- [What you should do]:
Pull out every line of the material below that contains the string "menu", matching case exactly.

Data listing
..............................

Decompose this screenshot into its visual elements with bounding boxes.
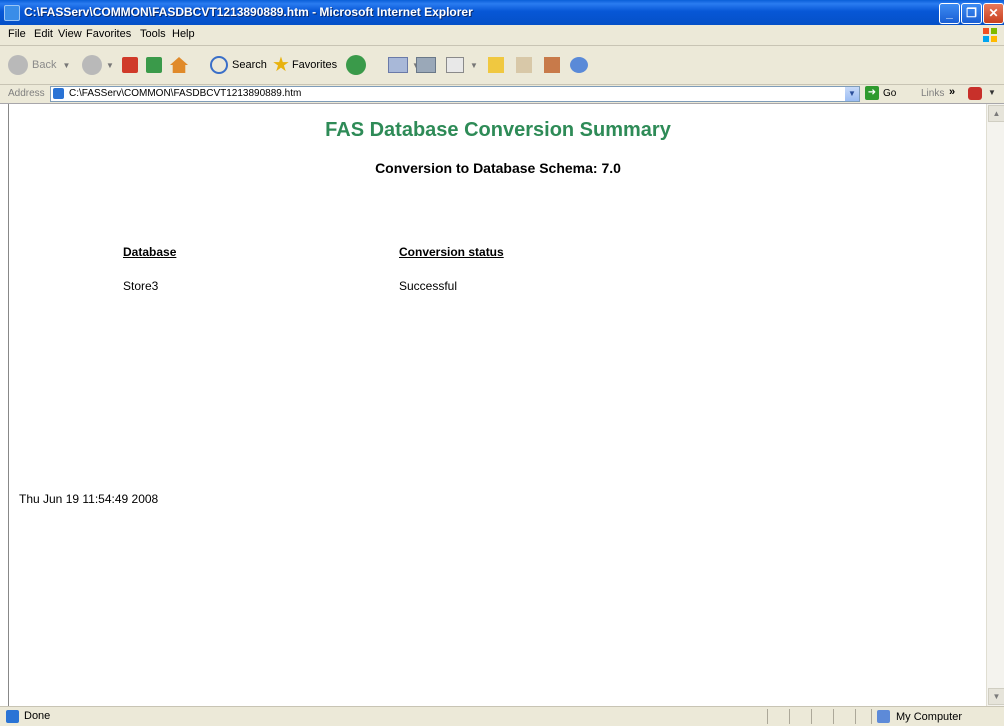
messenger-button[interactable] <box>570 54 588 76</box>
menu-bar: File Edit View Favorites Tools Help <box>0 25 1004 46</box>
go-label: Go <box>883 87 897 99</box>
vertical-scrollbar[interactable]: ▲ ▼ <box>986 104 1004 706</box>
window-title: C:\FASServ\COMMON\FASDBCVT1213890889.htm… <box>24 5 473 19</box>
history-button[interactable] <box>346 54 366 76</box>
discuss-icon <box>488 57 504 73</box>
status-divider <box>789 709 790 724</box>
maximize-button[interactable]: ❐ <box>961 3 982 24</box>
windows-logo-icon <box>983 28 997 42</box>
book-icon <box>544 57 560 73</box>
standard-toolbar: Back ▼ ▼ Search ★ Favorites ▼ <box>0 46 1004 85</box>
search-icon <box>210 56 228 74</box>
back-button[interactable]: Back ▼ <box>8 54 70 76</box>
menu-tools[interactable]: Tools <box>140 28 166 40</box>
edit-icon <box>446 57 464 73</box>
status-divider <box>871 709 872 724</box>
address-value: C:\FASServ\COMMON\FASDBCVT1213890889.htm <box>69 88 302 99</box>
links-label[interactable]: Links <box>921 88 944 99</box>
status-bar: Done My Computer <box>0 706 1004 726</box>
timestamp: Thu Jun 19 11:54:49 2008 <box>19 492 159 506</box>
browser-window: C:\FASServ\COMMON\FASDBCVT1213890889.htm… <box>0 0 1004 726</box>
zone-label: My Computer <box>896 710 963 723</box>
history-icon <box>346 55 366 75</box>
address-input[interactable]: C:\FASServ\COMMON\FASDBCVT1213890889.htm… <box>50 86 860 102</box>
back-label: Back <box>32 59 57 71</box>
menu-favorites[interactable]: Favorites <box>86 28 131 40</box>
address-label: Address <box>8 88 45 99</box>
messenger-icon <box>570 57 588 73</box>
research-button[interactable] <box>516 54 532 76</box>
acrobat-icon[interactable] <box>968 87 982 100</box>
home-icon <box>170 57 188 73</box>
go-button[interactable]: ➜ Go <box>865 86 896 100</box>
ie-page-icon <box>4 5 20 21</box>
minimize-button[interactable]: _ <box>939 3 960 24</box>
back-arrow-icon <box>8 55 28 75</box>
edit-button[interactable]: ▼ <box>446 54 478 76</box>
chevron-down-icon: ▼ <box>62 60 71 70</box>
print-icon <box>416 57 436 73</box>
search-label: Search <box>232 59 267 71</box>
research-icon <box>516 57 532 73</box>
page-subtitle: Conversion to Database Schema: 7.0 <box>375 160 621 176</box>
chevron-down-icon[interactable]: ▼ <box>845 87 859 101</box>
mail-icon <box>388 57 408 73</box>
menu-help[interactable]: Help <box>172 28 195 40</box>
favorites-button[interactable]: ★ Favorites <box>272 54 337 76</box>
page-done-icon <box>6 710 19 723</box>
favorites-label: Favorites <box>291 59 338 71</box>
computer-icon <box>877 710 890 723</box>
menu-file[interactable]: File <box>8 28 26 40</box>
status-divider <box>767 709 768 724</box>
forward-arrow-icon <box>82 55 102 75</box>
more-links-icon[interactable]: » <box>949 86 955 98</box>
chevron-down-icon[interactable]: ▼ <box>988 88 996 97</box>
scroll-down-icon[interactable]: ▼ <box>988 688 1004 705</box>
refresh-button[interactable] <box>146 54 162 76</box>
home-button[interactable] <box>170 54 188 76</box>
page-content: FAS Database Conversion Summary Conversi… <box>8 104 987 706</box>
menu-view[interactable]: View <box>58 28 82 40</box>
close-button[interactable]: ✕ <box>983 3 1004 24</box>
scroll-up-icon[interactable]: ▲ <box>988 105 1004 122</box>
table-cell-database: Store3 <box>123 279 159 293</box>
address-bar: Address C:\FASServ\COMMON\FASDBCVT121389… <box>0 85 1004 104</box>
refresh-icon <box>146 57 162 73</box>
title-bar[interactable]: C:\FASServ\COMMON\FASDBCVT1213890889.htm… <box>0 0 1004 25</box>
table-cell-status: Successful <box>399 279 458 293</box>
stop-icon <box>122 57 138 73</box>
print-button[interactable] <box>416 54 436 76</box>
chevron-down-icon: ▼ <box>106 60 114 70</box>
status-divider <box>855 709 856 724</box>
status-divider <box>833 709 834 724</box>
page-title: FAS Database Conversion Summary <box>325 119 671 141</box>
search-button[interactable]: Search <box>210 54 267 76</box>
stop-button[interactable] <box>122 54 138 76</box>
security-zone: My Computer <box>877 710 962 723</box>
column-header-conversion-status: Conversion status <box>399 245 504 259</box>
chevron-down-icon: ▼ <box>470 60 478 70</box>
star-icon: ★ <box>272 54 290 76</box>
status-divider <box>811 709 812 724</box>
discuss-button[interactable] <box>488 54 504 76</box>
menu-edit[interactable]: Edit <box>34 28 53 40</box>
go-arrow-icon: ➜ <box>865 86 879 100</box>
column-header-database: Database <box>123 245 177 259</box>
status-text: Done <box>24 710 51 722</box>
page-icon <box>53 88 64 99</box>
forward-button[interactable]: ▼ <box>82 54 114 76</box>
bookmarks-button[interactable] <box>544 54 560 76</box>
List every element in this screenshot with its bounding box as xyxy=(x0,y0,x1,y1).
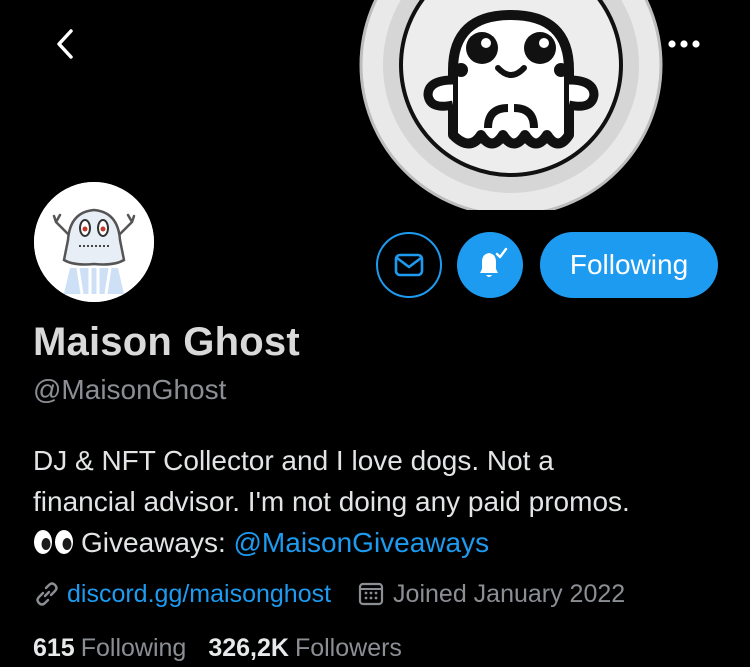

..............................

- [Output of the task]:
menu-bar: File Edit View Favorites Tools Help <box>0 25 1004 46</box>
menu-tools[interactable]: Tools <box>140 28 166 40</box>
menu-favorites[interactable]: Favorites <box>86 28 131 40</box>
menu-help[interactable]: Help <box>172 28 195 40</box>
menu-file[interactable]: File <box>8 28 26 40</box>
menu-view[interactable]: View <box>58 28 82 40</box>
menu-edit[interactable]: Edit <box>34 28 53 40</box>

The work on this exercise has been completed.